Instructions for the task: How many lines of the data include the string "Windows"? State the number and nothing else.

Listed entries:
——————————

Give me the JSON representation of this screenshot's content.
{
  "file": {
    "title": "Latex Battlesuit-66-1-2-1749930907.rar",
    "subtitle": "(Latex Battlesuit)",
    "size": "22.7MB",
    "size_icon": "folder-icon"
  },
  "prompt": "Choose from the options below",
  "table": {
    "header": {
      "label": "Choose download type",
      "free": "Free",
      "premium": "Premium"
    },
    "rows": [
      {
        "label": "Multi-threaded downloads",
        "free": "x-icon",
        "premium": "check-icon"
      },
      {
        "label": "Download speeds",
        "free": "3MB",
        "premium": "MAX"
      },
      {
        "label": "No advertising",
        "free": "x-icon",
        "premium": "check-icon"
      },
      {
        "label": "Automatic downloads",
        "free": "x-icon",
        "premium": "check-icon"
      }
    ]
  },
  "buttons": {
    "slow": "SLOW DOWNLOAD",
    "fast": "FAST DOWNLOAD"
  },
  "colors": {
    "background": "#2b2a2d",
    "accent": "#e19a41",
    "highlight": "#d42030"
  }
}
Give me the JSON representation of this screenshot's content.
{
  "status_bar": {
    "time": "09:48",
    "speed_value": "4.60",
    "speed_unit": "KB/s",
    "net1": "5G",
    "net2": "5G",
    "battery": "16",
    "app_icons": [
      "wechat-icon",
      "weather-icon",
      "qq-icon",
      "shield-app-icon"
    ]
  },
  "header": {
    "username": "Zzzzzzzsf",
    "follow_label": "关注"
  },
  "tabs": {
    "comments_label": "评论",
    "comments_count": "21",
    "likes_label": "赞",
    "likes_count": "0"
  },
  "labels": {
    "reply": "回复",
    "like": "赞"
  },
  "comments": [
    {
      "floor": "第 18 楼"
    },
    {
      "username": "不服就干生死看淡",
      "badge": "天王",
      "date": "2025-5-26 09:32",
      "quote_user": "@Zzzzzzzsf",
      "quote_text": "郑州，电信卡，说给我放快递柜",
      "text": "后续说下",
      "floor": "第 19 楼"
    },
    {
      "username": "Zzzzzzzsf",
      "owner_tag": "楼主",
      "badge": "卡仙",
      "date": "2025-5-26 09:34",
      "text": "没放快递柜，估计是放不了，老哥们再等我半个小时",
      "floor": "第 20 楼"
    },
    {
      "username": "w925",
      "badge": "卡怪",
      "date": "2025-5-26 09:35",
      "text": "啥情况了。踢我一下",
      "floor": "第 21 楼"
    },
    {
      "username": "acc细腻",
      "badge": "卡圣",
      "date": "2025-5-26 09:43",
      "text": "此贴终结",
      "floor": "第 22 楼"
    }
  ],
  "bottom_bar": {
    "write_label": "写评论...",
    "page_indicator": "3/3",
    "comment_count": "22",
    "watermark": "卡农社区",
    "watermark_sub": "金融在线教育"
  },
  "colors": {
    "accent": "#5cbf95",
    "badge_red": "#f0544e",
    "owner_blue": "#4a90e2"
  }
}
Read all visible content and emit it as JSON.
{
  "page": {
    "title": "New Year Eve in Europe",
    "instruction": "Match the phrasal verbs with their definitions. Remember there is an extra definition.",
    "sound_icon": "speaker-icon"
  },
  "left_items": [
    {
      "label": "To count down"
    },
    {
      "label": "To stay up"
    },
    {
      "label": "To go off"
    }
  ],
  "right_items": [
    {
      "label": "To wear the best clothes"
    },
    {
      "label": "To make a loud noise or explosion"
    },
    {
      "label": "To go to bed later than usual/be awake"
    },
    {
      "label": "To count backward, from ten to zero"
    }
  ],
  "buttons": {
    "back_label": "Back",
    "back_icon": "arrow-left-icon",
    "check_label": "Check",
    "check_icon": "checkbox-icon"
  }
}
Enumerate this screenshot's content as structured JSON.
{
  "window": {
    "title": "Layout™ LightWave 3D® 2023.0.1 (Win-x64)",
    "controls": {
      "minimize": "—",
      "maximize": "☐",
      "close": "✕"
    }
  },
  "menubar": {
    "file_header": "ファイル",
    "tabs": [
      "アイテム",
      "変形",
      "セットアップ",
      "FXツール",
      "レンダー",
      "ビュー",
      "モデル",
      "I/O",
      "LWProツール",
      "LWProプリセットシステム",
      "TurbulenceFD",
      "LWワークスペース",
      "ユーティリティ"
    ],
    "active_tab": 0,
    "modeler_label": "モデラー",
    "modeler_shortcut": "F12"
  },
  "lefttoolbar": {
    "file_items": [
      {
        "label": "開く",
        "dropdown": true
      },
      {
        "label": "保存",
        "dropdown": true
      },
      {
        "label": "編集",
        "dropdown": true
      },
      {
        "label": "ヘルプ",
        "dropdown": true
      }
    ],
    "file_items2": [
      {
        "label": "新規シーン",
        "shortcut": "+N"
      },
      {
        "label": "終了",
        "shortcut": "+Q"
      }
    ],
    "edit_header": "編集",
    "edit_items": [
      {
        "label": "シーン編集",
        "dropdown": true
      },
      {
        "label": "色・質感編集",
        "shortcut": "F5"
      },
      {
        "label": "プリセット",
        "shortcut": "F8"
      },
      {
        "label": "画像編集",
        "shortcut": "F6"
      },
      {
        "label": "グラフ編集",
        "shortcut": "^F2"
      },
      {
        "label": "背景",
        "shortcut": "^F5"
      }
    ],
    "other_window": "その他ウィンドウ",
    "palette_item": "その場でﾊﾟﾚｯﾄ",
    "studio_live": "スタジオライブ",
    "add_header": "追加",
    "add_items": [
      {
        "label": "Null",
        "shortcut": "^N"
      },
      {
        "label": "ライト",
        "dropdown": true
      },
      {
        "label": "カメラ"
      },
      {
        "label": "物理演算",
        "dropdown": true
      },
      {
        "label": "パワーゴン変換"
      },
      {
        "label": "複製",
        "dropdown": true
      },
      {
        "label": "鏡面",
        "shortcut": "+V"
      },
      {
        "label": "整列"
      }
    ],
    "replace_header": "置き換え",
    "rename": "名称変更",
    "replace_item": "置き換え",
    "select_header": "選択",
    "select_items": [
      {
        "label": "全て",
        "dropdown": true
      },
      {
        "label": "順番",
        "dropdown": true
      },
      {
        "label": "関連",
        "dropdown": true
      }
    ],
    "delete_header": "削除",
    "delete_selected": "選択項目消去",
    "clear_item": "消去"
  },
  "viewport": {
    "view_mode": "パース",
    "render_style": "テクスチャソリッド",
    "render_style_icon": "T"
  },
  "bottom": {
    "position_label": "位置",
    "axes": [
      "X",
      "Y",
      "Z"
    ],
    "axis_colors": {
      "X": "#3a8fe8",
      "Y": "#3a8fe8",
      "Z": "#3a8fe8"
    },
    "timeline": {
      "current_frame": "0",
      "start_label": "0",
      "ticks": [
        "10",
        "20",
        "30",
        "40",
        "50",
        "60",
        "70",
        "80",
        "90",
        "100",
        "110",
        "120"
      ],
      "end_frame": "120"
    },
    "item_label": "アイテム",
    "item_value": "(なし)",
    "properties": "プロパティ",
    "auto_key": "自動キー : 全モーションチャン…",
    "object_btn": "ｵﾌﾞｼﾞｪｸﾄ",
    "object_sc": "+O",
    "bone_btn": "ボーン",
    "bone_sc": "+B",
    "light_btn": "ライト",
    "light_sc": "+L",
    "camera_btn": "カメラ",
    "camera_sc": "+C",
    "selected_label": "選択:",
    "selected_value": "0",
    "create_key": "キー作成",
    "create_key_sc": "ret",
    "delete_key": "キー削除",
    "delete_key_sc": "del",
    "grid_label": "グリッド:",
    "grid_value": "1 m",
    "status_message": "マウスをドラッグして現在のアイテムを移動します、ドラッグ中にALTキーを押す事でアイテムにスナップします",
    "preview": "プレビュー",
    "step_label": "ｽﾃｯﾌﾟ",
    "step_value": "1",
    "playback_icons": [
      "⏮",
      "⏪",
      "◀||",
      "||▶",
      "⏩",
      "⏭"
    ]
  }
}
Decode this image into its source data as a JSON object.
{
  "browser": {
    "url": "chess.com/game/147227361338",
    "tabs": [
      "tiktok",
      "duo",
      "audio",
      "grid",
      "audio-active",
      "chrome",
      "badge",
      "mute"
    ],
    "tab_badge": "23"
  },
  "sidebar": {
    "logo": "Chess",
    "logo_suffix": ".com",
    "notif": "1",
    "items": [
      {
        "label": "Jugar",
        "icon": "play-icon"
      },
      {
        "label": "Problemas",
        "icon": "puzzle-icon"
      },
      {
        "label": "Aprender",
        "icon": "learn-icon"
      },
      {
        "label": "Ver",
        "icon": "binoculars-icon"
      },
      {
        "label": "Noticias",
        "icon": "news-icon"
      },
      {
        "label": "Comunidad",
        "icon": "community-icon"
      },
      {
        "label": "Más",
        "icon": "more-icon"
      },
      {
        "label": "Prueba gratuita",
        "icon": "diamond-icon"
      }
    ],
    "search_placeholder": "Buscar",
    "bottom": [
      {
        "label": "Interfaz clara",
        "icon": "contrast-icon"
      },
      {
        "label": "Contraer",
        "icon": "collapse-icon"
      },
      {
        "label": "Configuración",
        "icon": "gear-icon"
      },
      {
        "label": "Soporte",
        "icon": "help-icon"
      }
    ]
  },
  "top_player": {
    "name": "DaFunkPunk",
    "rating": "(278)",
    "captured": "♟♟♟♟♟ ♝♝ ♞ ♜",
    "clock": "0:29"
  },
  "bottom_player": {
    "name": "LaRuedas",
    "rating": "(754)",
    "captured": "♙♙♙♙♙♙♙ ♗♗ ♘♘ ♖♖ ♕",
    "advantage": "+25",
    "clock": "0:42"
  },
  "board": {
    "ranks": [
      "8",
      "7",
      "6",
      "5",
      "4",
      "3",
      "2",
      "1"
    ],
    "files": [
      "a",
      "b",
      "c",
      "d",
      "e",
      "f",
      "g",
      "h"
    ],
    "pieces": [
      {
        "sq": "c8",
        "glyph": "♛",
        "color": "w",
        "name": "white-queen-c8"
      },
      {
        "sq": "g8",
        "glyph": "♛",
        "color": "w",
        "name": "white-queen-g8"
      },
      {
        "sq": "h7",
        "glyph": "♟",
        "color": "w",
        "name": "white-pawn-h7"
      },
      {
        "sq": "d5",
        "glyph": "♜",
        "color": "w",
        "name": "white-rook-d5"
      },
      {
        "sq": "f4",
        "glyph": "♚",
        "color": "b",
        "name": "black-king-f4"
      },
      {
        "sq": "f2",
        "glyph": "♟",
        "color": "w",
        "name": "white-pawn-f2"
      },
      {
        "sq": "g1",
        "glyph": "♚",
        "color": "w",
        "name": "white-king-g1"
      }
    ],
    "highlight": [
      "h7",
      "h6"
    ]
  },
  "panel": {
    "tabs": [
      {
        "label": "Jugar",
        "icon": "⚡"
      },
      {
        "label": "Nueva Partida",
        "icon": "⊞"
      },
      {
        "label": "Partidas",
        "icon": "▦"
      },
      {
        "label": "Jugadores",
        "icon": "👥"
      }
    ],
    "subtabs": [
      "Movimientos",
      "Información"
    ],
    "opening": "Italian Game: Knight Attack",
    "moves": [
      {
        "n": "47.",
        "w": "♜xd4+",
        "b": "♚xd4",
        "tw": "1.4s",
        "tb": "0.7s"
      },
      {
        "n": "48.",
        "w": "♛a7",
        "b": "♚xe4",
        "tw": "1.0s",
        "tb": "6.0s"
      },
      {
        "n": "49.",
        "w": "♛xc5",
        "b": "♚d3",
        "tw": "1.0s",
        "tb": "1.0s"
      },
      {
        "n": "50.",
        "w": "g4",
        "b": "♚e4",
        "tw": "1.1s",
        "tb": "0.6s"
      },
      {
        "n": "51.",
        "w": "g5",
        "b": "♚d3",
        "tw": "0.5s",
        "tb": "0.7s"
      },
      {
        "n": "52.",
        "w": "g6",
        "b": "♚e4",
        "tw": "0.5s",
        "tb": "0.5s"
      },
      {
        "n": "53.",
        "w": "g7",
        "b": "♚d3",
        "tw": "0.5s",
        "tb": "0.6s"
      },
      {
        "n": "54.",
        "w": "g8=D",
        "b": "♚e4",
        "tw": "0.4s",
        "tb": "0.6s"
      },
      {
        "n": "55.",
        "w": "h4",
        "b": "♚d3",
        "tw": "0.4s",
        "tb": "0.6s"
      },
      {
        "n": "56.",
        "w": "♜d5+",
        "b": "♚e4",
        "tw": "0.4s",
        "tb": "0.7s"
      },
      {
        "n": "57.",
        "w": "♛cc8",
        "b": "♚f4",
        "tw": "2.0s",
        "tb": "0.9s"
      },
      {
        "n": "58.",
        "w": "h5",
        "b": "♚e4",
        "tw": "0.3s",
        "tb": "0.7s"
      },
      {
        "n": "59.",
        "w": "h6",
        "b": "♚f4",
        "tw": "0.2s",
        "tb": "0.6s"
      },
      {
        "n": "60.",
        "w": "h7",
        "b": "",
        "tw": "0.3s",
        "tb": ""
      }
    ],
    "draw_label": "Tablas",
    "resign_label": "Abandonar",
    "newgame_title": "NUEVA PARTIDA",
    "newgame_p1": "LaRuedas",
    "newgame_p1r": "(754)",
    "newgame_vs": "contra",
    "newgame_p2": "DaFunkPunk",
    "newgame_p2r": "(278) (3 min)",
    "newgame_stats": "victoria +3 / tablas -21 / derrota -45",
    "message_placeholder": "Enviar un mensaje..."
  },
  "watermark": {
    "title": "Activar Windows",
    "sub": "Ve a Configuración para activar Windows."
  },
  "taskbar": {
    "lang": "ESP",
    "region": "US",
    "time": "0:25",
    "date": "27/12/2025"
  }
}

——————————

Answer to the task: 2